▶ _EXERCISE INSTRUCTIONS_
Each entry below is to be written out exactly, and the pictures are to be left out.

▶ _DATA LINES_
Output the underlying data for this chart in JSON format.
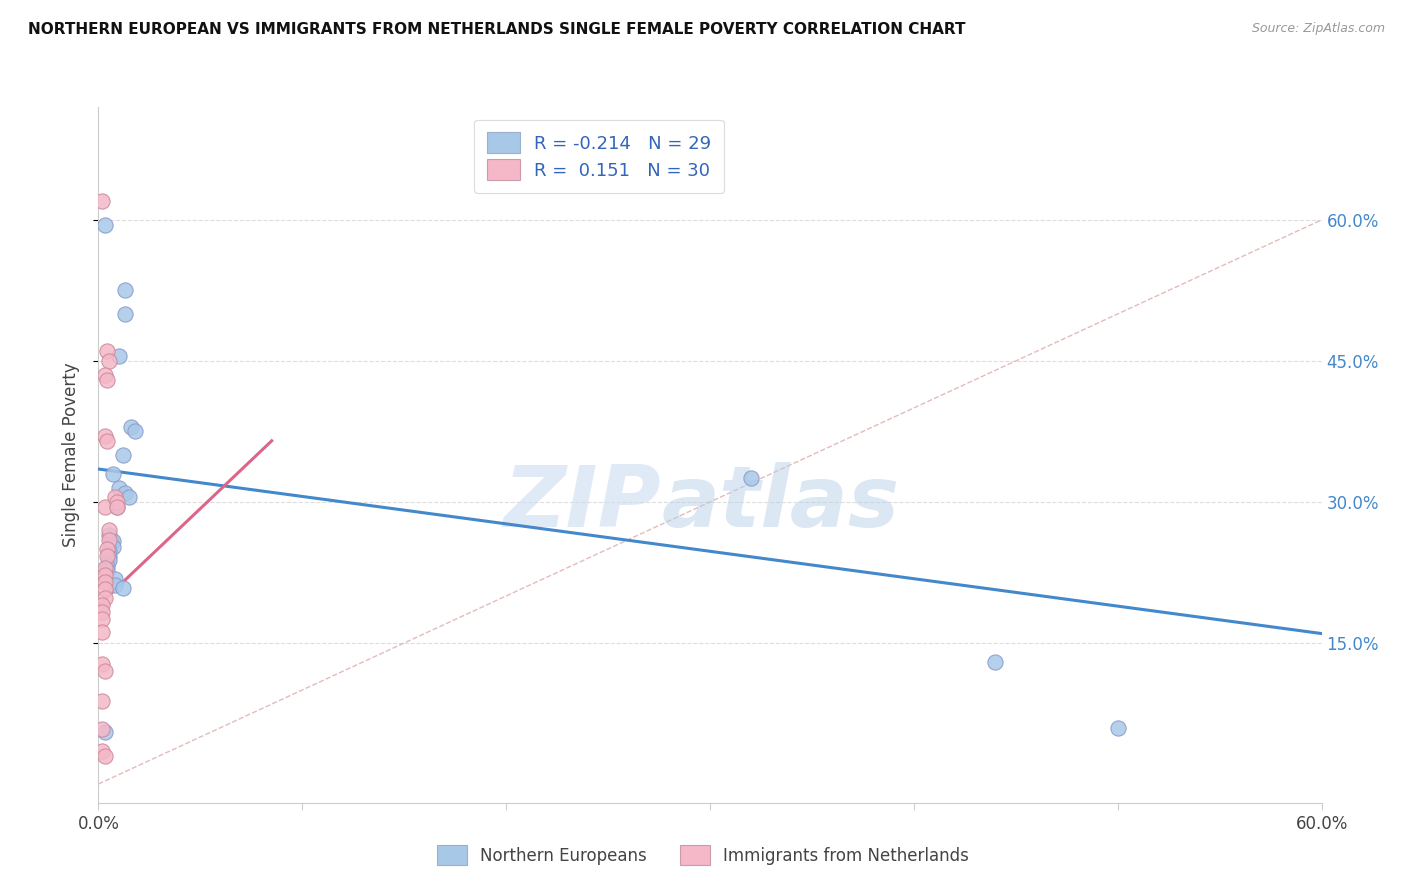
{
  "title": "NORTHERN EUROPEAN VS IMMIGRANTS FROM NETHERLANDS SINGLE FEMALE POVERTY CORRELATION CHART",
  "source": "Source: ZipAtlas.com",
  "ylabel": "Single Female Poverty",
  "yticks": [
    "15.0%",
    "30.0%",
    "45.0%",
    "60.0%"
  ],
  "ytick_vals": [
    0.15,
    0.3,
    0.45,
    0.6
  ],
  "xlim": [
    0.0,
    0.6
  ],
  "ylim": [
    -0.02,
    0.72
  ],
  "legend_r_blue": "-0.214",
  "legend_n_blue": "29",
  "legend_r_pink": "0.151",
  "legend_n_pink": "30",
  "blue_scatter": [
    [
      0.003,
      0.595
    ],
    [
      0.013,
      0.525
    ],
    [
      0.013,
      0.5
    ],
    [
      0.01,
      0.455
    ],
    [
      0.016,
      0.38
    ],
    [
      0.018,
      0.375
    ],
    [
      0.012,
      0.35
    ],
    [
      0.007,
      0.33
    ],
    [
      0.01,
      0.315
    ],
    [
      0.013,
      0.31
    ],
    [
      0.015,
      0.305
    ],
    [
      0.009,
      0.295
    ],
    [
      0.005,
      0.265
    ],
    [
      0.006,
      0.26
    ],
    [
      0.007,
      0.258
    ],
    [
      0.007,
      0.252
    ],
    [
      0.005,
      0.248
    ],
    [
      0.005,
      0.242
    ],
    [
      0.005,
      0.238
    ],
    [
      0.004,
      0.232
    ],
    [
      0.004,
      0.228
    ],
    [
      0.003,
      0.22
    ],
    [
      0.008,
      0.218
    ],
    [
      0.008,
      0.212
    ],
    [
      0.012,
      0.208
    ],
    [
      0.32,
      0.325
    ],
    [
      0.44,
      0.13
    ],
    [
      0.5,
      0.06
    ],
    [
      0.003,
      0.055
    ]
  ],
  "pink_scatter": [
    [
      0.002,
      0.62
    ],
    [
      0.004,
      0.46
    ],
    [
      0.005,
      0.45
    ],
    [
      0.003,
      0.435
    ],
    [
      0.004,
      0.43
    ],
    [
      0.003,
      0.37
    ],
    [
      0.004,
      0.365
    ],
    [
      0.003,
      0.295
    ],
    [
      0.008,
      0.305
    ],
    [
      0.009,
      0.3
    ],
    [
      0.009,
      0.295
    ],
    [
      0.005,
      0.27
    ],
    [
      0.005,
      0.26
    ],
    [
      0.004,
      0.25
    ],
    [
      0.004,
      0.242
    ],
    [
      0.003,
      0.23
    ],
    [
      0.003,
      0.222
    ],
    [
      0.003,
      0.215
    ],
    [
      0.003,
      0.207
    ],
    [
      0.003,
      0.198
    ],
    [
      0.002,
      0.19
    ],
    [
      0.002,
      0.183
    ],
    [
      0.002,
      0.175
    ],
    [
      0.002,
      0.162
    ],
    [
      0.002,
      0.128
    ],
    [
      0.003,
      0.12
    ],
    [
      0.002,
      0.088
    ],
    [
      0.002,
      0.058
    ],
    [
      0.002,
      0.035
    ],
    [
      0.003,
      0.03
    ]
  ],
  "blue_line_x": [
    0.0,
    0.6
  ],
  "blue_line_y": [
    0.335,
    0.16
  ],
  "pink_line_x": [
    0.0,
    0.085
  ],
  "pink_line_y": [
    0.19,
    0.365
  ],
  "grey_line_x": [
    0.0,
    0.6
  ],
  "grey_line_y": [
    0.0,
    0.6
  ],
  "blue_color": "#a8c8e8",
  "pink_color": "#f4b8c8",
  "blue_line_color": "#4488cc",
  "pink_line_color": "#dd6688",
  "grey_line_color": "#ddaaaa",
  "background_color": "#ffffff",
  "watermark_zip": "ZIP",
  "watermark_atlas": "atlas",
  "legend_label_blue": "Northern Europeans",
  "legend_label_pink": "Immigrants from Netherlands"
}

▶ _EXERCISE RESPONSE_
Output the underlying data for this chart in JSON format.
{
  "title": "NORTHERN EUROPEAN VS IMMIGRANTS FROM NETHERLANDS SINGLE FEMALE POVERTY CORRELATION CHART",
  "source": "Source: ZipAtlas.com",
  "ylabel": "Single Female Poverty",
  "yticks": [
    "15.0%",
    "30.0%",
    "45.0%",
    "60.0%"
  ],
  "ytick_vals": [
    0.15,
    0.3,
    0.45,
    0.6
  ],
  "xlim": [
    0.0,
    0.6
  ],
  "ylim": [
    -0.02,
    0.72
  ],
  "legend_r_blue": "-0.214",
  "legend_n_blue": "29",
  "legend_r_pink": "0.151",
  "legend_n_pink": "30",
  "blue_scatter": [
    [
      0.003,
      0.595
    ],
    [
      0.013,
      0.525
    ],
    [
      0.013,
      0.5
    ],
    [
      0.01,
      0.455
    ],
    [
      0.016,
      0.38
    ],
    [
      0.018,
      0.375
    ],
    [
      0.012,
      0.35
    ],
    [
      0.007,
      0.33
    ],
    [
      0.01,
      0.315
    ],
    [
      0.013,
      0.31
    ],
    [
      0.015,
      0.305
    ],
    [
      0.009,
      0.295
    ],
    [
      0.005,
      0.265
    ],
    [
      0.006,
      0.26
    ],
    [
      0.007,
      0.258
    ],
    [
      0.007,
      0.252
    ],
    [
      0.005,
      0.248
    ],
    [
      0.005,
      0.242
    ],
    [
      0.005,
      0.238
    ],
    [
      0.004,
      0.232
    ],
    [
      0.004,
      0.228
    ],
    [
      0.003,
      0.22
    ],
    [
      0.008,
      0.218
    ],
    [
      0.008,
      0.212
    ],
    [
      0.012,
      0.208
    ],
    [
      0.32,
      0.325
    ],
    [
      0.44,
      0.13
    ],
    [
      0.5,
      0.06
    ],
    [
      0.003,
      0.055
    ]
  ],
  "pink_scatter": [
    [
      0.002,
      0.62
    ],
    [
      0.004,
      0.46
    ],
    [
      0.005,
      0.45
    ],
    [
      0.003,
      0.435
    ],
    [
      0.004,
      0.43
    ],
    [
      0.003,
      0.37
    ],
    [
      0.004,
      0.365
    ],
    [
      0.003,
      0.295
    ],
    [
      0.008,
      0.305
    ],
    [
      0.009,
      0.3
    ],
    [
      0.009,
      0.295
    ],
    [
      0.005,
      0.27
    ],
    [
      0.005,
      0.26
    ],
    [
      0.004,
      0.25
    ],
    [
      0.004,
      0.242
    ],
    [
      0.003,
      0.23
    ],
    [
      0.003,
      0.222
    ],
    [
      0.003,
      0.215
    ],
    [
      0.003,
      0.207
    ],
    [
      0.003,
      0.198
    ],
    [
      0.002,
      0.19
    ],
    [
      0.002,
      0.183
    ],
    [
      0.002,
      0.175
    ],
    [
      0.002,
      0.162
    ],
    [
      0.002,
      0.128
    ],
    [
      0.003,
      0.12
    ],
    [
      0.002,
      0.088
    ],
    [
      0.002,
      0.058
    ],
    [
      0.002,
      0.035
    ],
    [
      0.003,
      0.03
    ]
  ],
  "blue_line_x": [
    0.0,
    0.6
  ],
  "blue_line_y": [
    0.335,
    0.16
  ],
  "pink_line_x": [
    0.0,
    0.085
  ],
  "pink_line_y": [
    0.19,
    0.365
  ],
  "grey_line_x": [
    0.0,
    0.6
  ],
  "grey_line_y": [
    0.0,
    0.6
  ],
  "blue_color": "#a8c8e8",
  "pink_color": "#f4b8c8",
  "blue_line_color": "#4488cc",
  "pink_line_color": "#dd6688",
  "grey_line_color": "#ddaaaa",
  "background_color": "#ffffff",
  "watermark_zip": "ZIP",
  "watermark_atlas": "atlas",
  "legend_label_blue": "Northern Europeans",
  "legend_label_pink": "Immigrants from Netherlands"
}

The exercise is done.